(Collected data)
>>>>

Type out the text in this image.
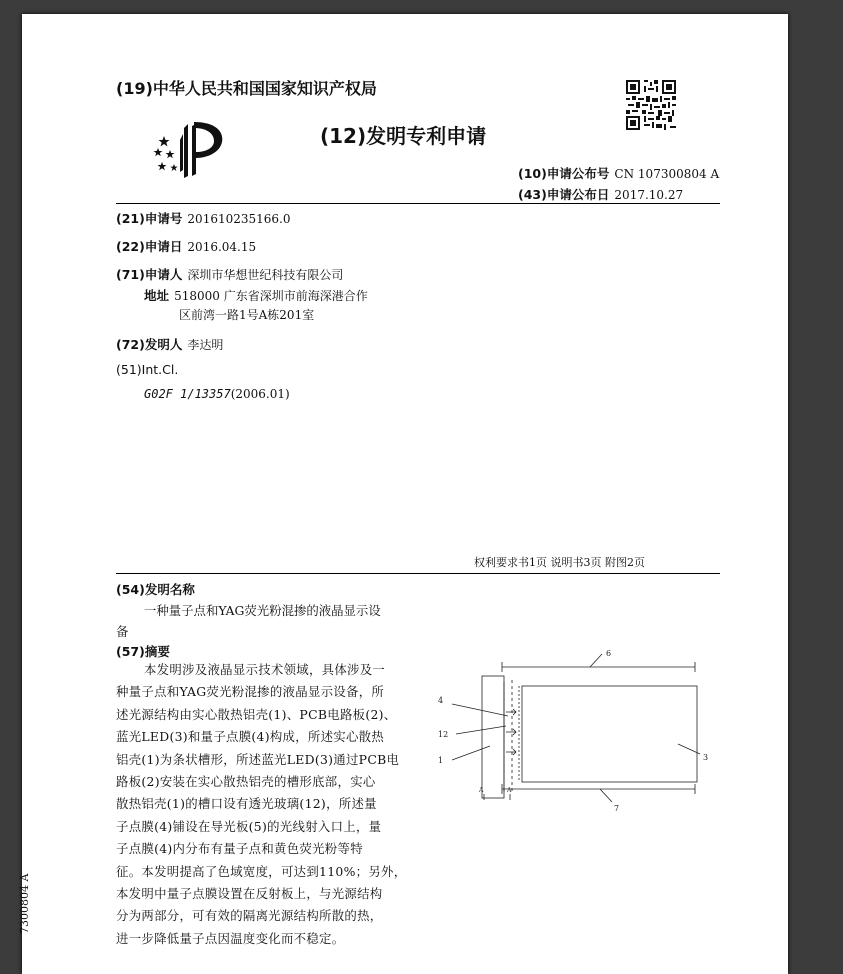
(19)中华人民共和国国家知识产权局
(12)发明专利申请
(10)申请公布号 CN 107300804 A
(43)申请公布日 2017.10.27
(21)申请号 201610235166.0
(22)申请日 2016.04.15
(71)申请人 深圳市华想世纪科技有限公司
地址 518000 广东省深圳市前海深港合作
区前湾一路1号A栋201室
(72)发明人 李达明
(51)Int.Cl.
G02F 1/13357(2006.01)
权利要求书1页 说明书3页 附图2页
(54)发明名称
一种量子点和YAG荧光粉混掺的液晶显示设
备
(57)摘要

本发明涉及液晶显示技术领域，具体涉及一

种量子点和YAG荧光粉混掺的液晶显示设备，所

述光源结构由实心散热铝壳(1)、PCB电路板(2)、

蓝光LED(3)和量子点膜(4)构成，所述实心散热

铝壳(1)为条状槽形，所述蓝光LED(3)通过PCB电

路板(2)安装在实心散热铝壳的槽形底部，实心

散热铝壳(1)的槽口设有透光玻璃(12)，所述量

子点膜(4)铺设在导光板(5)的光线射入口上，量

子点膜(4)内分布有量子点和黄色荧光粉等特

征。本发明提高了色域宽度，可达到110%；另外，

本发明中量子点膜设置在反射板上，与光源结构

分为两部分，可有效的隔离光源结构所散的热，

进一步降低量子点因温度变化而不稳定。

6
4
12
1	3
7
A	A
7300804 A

<<<<

DIRECTIONS
Every line of the material is to be quoted exactly, with no pictures carried over.

TASK RESULT
Type out the text in this image.
(19)中华人民共和国国家知识产权局
(12)发明专利申请
(10)申请公布号 CN 107300804 A
(43)申请公布日 2017.10.27
(21)申请号 201610235166.0
(22)申请日 2016.04.15
(71)申请人 深圳市华想世纪科技有限公司
地址 518000 广东省深圳市前海深港合作
区前湾一路1号A栋201室
(72)发明人 李达明
(51)Int.Cl.
G02F 1/13357(2006.01)
权利要求书1页 说明书3页 附图2页
(54)发明名称
一种量子点和YAG荧光粉混掺的液晶显示设
备
(57)摘要

本发明涉及液晶显示技术领域，具体涉及一

种量子点和YAG荧光粉混掺的液晶显示设备，所

述光源结构由实心散热铝壳(1)、PCB电路板(2)、

蓝光LED(3)和量子点膜(4)构成，所述实心散热

铝壳(1)为条状槽形，所述蓝光LED(3)通过PCB电

路板(2)安装在实心散热铝壳的槽形底部，实心

散热铝壳(1)的槽口设有透光玻璃(12)，所述量

子点膜(4)铺设在导光板(5)的光线射入口上，量

子点膜(4)内分布有量子点和黄色荧光粉等特

征。本发明提高了色域宽度，可达到110%；另外，

本发明中量子点膜设置在反射板上，与光源结构

分为两部分，可有效的隔离光源结构所散的热，

进一步降低量子点因温度变化而不稳定。

6
4
12
1	3
7
A	A
7300804 A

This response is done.